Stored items
═══
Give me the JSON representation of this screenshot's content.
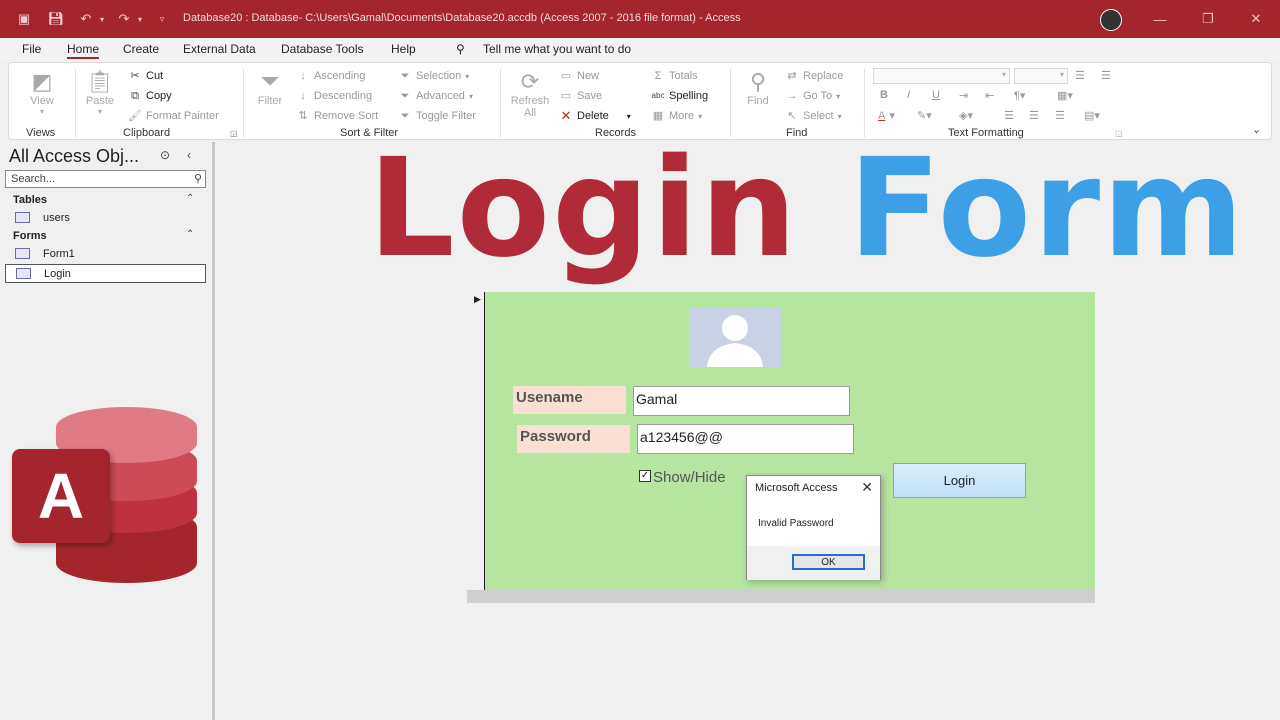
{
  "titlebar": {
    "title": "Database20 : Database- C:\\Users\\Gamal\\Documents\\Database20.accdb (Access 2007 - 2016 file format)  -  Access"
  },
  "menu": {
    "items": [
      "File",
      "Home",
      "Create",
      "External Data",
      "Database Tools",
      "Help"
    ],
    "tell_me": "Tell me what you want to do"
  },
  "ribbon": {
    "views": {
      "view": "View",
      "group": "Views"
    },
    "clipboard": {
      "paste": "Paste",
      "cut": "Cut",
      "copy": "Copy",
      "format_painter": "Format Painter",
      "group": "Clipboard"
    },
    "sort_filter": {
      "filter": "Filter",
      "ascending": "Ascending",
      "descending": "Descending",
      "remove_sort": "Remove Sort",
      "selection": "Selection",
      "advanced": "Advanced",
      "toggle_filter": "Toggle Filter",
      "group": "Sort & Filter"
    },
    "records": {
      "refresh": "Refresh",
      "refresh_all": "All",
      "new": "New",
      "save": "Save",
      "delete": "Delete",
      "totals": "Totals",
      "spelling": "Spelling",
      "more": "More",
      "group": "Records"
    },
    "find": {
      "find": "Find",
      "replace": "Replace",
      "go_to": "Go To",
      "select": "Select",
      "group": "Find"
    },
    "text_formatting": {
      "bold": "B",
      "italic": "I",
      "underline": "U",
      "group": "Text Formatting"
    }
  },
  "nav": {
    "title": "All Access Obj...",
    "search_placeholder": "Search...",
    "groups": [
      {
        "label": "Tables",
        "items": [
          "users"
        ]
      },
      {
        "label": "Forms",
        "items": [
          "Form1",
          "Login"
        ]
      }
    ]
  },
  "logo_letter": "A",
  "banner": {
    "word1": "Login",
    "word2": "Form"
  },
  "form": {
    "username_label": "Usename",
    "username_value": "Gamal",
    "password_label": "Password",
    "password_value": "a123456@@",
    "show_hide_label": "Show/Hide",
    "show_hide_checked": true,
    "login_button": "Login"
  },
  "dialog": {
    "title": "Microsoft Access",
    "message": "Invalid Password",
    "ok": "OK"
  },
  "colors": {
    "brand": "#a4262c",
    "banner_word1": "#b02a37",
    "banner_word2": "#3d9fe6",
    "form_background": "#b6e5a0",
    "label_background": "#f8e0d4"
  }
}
═══
TASK: Transcribe the listing in full. Omit the pictures and keep every line exact.

ANSWER IN FULL:
Give me the JSON representation of this screenshot's content.
{
  "titlebar": {
    "title": "Database20 : Database- C:\\Users\\Gamal\\Documents\\Database20.accdb (Access 2007 - 2016 file format)  -  Access"
  },
  "menu": {
    "items": [
      "File",
      "Home",
      "Create",
      "External Data",
      "Database Tools",
      "Help"
    ],
    "tell_me": "Tell me what you want to do"
  },
  "ribbon": {
    "views": {
      "view": "View",
      "group": "Views"
    },
    "clipboard": {
      "paste": "Paste",
      "cut": "Cut",
      "copy": "Copy",
      "format_painter": "Format Painter",
      "group": "Clipboard"
    },
    "sort_filter": {
      "filter": "Filter",
      "ascending": "Ascending",
      "descending": "Descending",
      "remove_sort": "Remove Sort",
      "selection": "Selection",
      "advanced": "Advanced",
      "toggle_filter": "Toggle Filter",
      "group": "Sort & Filter"
    },
    "records": {
      "refresh": "Refresh",
      "refresh_all": "All",
      "new": "New",
      "save": "Save",
      "delete": "Delete",
      "totals": "Totals",
      "spelling": "Spelling",
      "more": "More",
      "group": "Records"
    },
    "find": {
      "find": "Find",
      "replace": "Replace",
      "go_to": "Go To",
      "select": "Select",
      "group": "Find"
    },
    "text_formatting": {
      "bold": "B",
      "italic": "I",
      "underline": "U",
      "group": "Text Formatting"
    }
  },
  "nav": {
    "title": "All Access Obj...",
    "search_placeholder": "Search...",
    "groups": [
      {
        "label": "Tables",
        "items": [
          "users"
        ]
      },
      {
        "label": "Forms",
        "items": [
          "Form1",
          "Login"
        ]
      }
    ]
  },
  "logo_letter": "A",
  "banner": {
    "word1": "Login",
    "word2": "Form"
  },
  "form": {
    "username_label": "Usename",
    "username_value": "Gamal",
    "password_label": "Password",
    "password_value": "a123456@@",
    "show_hide_label": "Show/Hide",
    "show_hide_checked": true,
    "login_button": "Login"
  },
  "dialog": {
    "title": "Microsoft Access",
    "message": "Invalid Password",
    "ok": "OK"
  },
  "colors": {
    "brand": "#a4262c",
    "banner_word1": "#b02a37",
    "banner_word2": "#3d9fe6",
    "form_background": "#b6e5a0",
    "label_background": "#f8e0d4"
  }
}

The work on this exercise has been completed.